*Listing*.
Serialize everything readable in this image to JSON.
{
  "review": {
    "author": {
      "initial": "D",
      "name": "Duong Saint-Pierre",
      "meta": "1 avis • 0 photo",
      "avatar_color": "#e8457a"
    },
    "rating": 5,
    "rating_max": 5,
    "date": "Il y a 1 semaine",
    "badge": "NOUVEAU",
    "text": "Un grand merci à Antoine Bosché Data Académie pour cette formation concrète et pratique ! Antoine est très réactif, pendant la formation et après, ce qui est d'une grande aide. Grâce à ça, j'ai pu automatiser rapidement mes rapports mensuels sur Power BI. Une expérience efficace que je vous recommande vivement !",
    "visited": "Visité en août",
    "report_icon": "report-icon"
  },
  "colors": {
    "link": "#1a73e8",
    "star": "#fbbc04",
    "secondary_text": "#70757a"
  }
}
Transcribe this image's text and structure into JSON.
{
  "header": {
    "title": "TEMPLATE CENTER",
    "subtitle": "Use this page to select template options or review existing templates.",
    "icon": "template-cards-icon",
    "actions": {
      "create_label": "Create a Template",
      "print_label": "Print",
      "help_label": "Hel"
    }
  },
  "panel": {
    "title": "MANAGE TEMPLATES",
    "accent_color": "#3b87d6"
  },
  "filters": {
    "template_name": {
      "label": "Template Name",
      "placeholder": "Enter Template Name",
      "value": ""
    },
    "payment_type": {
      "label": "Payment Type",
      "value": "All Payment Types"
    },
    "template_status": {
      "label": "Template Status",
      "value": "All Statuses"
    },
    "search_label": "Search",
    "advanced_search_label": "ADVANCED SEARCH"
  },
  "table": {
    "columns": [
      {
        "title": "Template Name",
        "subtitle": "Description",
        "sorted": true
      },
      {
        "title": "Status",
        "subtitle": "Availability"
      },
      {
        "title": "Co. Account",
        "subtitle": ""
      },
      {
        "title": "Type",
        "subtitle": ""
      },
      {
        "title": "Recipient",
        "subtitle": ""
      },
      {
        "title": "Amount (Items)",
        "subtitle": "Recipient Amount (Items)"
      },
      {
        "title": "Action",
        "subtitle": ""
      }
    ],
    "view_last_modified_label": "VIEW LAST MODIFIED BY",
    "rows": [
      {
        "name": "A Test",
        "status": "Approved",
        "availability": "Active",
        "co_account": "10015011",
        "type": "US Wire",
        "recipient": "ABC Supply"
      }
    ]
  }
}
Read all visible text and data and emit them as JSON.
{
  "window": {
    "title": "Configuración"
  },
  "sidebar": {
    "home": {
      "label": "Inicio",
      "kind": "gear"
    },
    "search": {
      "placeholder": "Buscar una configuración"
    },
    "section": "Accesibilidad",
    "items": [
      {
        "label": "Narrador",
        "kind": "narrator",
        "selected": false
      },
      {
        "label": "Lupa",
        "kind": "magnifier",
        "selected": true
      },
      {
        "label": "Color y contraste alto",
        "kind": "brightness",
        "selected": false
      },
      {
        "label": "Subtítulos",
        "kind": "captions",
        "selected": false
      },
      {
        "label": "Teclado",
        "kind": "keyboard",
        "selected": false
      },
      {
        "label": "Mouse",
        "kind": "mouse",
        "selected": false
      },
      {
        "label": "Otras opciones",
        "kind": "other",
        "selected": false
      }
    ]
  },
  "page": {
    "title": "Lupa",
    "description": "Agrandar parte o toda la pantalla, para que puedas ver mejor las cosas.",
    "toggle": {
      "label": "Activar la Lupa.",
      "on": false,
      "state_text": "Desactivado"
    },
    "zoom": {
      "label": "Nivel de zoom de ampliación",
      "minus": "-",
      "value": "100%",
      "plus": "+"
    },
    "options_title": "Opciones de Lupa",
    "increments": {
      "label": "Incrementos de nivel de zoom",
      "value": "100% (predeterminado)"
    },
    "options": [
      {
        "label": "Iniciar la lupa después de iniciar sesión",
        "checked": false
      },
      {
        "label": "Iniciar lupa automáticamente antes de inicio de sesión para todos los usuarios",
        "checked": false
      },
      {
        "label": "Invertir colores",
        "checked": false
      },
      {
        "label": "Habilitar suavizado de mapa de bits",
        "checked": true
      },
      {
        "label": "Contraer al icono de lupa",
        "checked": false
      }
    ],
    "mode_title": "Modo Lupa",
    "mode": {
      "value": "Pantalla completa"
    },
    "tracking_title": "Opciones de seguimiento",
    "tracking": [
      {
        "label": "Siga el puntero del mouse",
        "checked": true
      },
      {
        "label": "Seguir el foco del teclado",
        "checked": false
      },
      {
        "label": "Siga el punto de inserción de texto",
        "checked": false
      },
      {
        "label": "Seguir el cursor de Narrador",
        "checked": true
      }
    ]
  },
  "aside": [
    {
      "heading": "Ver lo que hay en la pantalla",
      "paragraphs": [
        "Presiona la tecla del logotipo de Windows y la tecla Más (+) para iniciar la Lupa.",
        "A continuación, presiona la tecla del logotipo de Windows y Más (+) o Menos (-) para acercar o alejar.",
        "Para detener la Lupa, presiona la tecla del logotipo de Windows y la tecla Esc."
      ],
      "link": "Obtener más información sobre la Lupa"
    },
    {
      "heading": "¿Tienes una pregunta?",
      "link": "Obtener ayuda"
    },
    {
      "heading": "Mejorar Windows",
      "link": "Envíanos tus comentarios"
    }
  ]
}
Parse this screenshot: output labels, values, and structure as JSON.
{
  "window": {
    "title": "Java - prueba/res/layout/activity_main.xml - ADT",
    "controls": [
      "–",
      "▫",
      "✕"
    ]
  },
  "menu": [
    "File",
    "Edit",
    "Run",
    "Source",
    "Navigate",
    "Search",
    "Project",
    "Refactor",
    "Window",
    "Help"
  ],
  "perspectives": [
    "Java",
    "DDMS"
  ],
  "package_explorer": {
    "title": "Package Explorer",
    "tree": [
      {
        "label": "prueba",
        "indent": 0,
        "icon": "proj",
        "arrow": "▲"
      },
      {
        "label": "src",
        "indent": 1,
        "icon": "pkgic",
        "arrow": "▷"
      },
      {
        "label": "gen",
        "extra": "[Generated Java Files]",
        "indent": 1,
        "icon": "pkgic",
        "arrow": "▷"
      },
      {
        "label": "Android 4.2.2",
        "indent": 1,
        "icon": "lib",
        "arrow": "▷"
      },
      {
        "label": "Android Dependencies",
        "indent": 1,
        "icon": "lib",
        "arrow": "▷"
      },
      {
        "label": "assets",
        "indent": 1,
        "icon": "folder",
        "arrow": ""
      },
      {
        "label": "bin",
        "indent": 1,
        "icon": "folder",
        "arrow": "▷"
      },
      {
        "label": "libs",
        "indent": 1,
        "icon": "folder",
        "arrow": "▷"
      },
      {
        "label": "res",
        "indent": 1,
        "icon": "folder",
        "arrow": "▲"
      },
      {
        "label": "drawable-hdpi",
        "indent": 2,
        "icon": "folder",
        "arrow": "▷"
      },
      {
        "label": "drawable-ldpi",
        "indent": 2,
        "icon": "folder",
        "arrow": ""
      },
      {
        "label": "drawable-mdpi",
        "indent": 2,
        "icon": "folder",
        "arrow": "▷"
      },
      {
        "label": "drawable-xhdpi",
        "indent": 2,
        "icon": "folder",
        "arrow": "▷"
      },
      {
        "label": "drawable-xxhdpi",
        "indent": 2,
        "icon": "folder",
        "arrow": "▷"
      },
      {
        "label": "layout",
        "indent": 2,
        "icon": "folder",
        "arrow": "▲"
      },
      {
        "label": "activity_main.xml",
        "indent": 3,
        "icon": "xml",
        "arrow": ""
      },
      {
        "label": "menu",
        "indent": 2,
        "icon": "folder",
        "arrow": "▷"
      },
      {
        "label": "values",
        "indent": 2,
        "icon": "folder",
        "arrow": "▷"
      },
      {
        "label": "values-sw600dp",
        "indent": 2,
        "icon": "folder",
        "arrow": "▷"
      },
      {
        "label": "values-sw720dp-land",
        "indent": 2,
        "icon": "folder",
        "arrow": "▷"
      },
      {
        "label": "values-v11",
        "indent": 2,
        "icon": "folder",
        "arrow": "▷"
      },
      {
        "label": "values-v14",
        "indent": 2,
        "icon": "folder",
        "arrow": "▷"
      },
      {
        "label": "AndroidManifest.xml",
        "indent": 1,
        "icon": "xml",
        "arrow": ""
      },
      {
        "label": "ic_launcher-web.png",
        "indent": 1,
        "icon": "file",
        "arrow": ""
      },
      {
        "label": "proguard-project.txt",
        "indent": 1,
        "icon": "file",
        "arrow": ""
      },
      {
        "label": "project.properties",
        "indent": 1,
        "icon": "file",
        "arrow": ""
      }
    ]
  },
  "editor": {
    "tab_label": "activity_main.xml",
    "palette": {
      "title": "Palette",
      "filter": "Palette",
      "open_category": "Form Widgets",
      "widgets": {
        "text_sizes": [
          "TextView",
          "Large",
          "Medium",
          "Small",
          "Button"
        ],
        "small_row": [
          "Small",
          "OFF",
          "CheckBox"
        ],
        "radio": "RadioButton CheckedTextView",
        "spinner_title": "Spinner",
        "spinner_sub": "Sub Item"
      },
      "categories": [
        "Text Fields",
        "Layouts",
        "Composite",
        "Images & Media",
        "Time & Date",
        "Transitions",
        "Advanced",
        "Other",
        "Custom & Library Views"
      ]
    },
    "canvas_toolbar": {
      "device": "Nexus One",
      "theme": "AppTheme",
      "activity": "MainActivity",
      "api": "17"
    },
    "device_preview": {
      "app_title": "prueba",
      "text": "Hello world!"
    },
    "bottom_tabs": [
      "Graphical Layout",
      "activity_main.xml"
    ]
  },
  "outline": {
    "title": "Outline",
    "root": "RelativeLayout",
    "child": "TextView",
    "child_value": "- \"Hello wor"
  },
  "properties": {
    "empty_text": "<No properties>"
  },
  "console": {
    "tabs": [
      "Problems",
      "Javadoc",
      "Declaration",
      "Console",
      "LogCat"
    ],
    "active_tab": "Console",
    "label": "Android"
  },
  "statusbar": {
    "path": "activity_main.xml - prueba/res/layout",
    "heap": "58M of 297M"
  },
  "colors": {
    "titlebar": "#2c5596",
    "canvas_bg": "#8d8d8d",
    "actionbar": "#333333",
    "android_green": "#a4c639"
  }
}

*Task requirements*. Show every line from the entries above in which the word "heading" appears.

*Worked solution*.
      "heading": "Ver lo que hay en la pantalla",
      "heading": "¿Tienes una pregunta?",
      "heading": "Mejorar Windows",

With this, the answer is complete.